§ Your objective
In the material below, find all lines with the string "ulotlar" and copy them.
• • • • •
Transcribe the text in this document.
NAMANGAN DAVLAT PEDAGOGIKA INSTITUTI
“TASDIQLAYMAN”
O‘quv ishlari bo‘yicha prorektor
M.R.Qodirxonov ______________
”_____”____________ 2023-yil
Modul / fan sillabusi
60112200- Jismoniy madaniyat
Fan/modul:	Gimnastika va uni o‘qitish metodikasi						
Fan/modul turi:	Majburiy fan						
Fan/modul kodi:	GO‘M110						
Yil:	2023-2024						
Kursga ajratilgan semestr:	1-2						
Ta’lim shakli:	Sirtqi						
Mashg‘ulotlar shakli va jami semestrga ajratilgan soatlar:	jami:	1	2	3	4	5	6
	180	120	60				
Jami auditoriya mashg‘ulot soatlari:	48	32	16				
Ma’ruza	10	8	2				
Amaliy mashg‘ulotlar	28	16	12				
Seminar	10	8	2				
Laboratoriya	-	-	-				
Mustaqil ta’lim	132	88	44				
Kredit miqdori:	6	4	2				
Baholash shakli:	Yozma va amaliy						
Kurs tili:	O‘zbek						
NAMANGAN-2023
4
• • • • •
§ Full answer
Mashg‘ulotlar shakli va jami semestrga ajratilgan soatlar:	jami:	1	2	3	4	5	6
Amaliy mashg‘ulotlar	28	16	12				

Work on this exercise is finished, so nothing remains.